** begin MATERIAL FOR THIS TASK **

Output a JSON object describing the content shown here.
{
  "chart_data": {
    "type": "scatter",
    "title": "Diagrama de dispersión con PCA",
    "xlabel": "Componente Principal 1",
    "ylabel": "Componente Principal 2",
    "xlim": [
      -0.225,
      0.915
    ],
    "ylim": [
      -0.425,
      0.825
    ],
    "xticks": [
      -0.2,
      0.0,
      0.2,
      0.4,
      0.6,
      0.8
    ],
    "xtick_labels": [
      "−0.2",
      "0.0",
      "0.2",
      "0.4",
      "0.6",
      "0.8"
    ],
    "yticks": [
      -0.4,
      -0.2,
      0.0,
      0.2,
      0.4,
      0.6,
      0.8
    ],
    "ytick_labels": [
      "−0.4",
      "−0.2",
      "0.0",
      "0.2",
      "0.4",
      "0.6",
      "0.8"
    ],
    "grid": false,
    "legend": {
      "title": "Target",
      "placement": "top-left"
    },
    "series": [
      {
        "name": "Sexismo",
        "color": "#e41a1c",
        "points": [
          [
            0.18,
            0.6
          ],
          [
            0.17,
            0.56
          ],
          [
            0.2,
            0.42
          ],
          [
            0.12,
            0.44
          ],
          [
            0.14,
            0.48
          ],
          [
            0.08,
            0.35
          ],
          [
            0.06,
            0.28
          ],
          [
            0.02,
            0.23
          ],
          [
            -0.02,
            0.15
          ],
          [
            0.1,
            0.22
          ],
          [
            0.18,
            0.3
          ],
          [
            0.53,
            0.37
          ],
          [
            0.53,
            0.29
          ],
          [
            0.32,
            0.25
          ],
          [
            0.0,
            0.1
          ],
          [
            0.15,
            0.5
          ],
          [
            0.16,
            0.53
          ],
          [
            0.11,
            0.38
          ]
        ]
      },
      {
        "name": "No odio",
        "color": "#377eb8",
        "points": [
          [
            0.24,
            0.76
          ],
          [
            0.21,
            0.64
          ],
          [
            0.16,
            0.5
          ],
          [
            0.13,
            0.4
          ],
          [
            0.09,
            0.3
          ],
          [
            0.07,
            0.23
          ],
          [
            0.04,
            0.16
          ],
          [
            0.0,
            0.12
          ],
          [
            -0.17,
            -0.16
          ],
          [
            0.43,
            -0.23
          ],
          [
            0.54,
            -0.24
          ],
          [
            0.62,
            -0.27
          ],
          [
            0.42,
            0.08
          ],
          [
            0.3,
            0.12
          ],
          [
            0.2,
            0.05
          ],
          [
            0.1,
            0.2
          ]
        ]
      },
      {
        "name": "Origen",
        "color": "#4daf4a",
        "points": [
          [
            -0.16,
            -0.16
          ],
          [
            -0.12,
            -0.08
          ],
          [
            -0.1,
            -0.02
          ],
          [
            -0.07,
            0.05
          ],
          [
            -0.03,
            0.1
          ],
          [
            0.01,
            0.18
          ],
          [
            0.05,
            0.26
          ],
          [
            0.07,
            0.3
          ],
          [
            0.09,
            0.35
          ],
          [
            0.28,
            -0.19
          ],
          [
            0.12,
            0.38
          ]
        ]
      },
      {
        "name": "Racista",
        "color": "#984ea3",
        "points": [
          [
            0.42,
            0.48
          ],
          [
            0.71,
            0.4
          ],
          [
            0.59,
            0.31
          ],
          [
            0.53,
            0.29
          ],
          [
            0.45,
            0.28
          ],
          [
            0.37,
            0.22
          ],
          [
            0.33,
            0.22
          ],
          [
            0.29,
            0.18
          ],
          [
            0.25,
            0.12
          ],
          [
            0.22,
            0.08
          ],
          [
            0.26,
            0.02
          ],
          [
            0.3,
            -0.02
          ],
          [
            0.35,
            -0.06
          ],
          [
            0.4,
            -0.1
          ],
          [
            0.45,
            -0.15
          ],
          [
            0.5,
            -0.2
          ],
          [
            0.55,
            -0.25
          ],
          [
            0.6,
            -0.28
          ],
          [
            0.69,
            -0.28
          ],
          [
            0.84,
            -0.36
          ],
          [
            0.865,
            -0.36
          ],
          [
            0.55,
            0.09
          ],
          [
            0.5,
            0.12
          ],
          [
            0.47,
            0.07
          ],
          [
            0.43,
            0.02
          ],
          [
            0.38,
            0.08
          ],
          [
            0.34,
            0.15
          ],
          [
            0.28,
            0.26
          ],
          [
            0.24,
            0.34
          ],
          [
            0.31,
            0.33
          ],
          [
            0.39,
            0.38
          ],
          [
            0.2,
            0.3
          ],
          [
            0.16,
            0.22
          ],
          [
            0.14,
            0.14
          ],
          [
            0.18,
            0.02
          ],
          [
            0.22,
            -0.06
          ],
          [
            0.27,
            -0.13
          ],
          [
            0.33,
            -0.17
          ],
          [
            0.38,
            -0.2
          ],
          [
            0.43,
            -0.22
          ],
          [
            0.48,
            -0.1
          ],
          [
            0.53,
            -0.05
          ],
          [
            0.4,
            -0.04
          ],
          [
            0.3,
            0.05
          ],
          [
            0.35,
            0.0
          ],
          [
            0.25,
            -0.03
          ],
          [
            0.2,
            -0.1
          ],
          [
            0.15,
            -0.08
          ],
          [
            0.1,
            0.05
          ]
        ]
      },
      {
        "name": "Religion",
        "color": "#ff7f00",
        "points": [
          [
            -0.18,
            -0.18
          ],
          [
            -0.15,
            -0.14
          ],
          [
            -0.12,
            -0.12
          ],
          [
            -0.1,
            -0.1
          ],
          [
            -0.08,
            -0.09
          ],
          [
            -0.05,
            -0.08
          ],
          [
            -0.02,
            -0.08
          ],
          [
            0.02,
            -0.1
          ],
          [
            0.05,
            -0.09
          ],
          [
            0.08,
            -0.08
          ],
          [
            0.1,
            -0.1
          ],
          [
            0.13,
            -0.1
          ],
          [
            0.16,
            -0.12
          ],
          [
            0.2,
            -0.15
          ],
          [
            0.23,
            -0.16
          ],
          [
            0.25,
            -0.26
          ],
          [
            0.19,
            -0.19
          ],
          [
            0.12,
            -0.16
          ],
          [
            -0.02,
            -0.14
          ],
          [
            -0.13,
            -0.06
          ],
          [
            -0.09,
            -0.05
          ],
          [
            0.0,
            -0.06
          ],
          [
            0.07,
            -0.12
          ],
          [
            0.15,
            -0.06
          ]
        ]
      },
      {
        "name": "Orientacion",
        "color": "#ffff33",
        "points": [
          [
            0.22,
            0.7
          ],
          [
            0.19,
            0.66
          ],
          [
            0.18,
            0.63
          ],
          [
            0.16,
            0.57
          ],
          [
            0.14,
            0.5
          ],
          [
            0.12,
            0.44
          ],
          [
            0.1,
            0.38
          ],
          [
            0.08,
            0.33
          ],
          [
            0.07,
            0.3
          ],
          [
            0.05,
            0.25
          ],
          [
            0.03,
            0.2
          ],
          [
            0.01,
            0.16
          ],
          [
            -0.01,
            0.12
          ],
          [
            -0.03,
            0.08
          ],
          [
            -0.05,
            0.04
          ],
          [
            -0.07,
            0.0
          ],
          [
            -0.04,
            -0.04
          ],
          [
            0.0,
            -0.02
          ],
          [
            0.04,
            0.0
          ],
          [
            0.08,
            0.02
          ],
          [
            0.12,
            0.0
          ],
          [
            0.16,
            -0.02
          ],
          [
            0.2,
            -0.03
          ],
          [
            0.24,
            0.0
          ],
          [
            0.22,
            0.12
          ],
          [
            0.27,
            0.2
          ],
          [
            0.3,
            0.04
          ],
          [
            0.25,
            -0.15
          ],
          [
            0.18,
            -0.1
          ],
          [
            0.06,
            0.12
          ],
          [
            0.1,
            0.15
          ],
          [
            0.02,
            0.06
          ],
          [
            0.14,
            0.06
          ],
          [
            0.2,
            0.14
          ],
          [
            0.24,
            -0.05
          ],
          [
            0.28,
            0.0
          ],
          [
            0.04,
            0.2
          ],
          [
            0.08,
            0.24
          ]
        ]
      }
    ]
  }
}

** end MATERIAL FOR THIS TASK **

Return a copy of every line that includes the word "Principal".

**FINISHED EXERCISE**
    "xlabel": "Componente Principal 1",
    "ylabel": "Componente Principal 2",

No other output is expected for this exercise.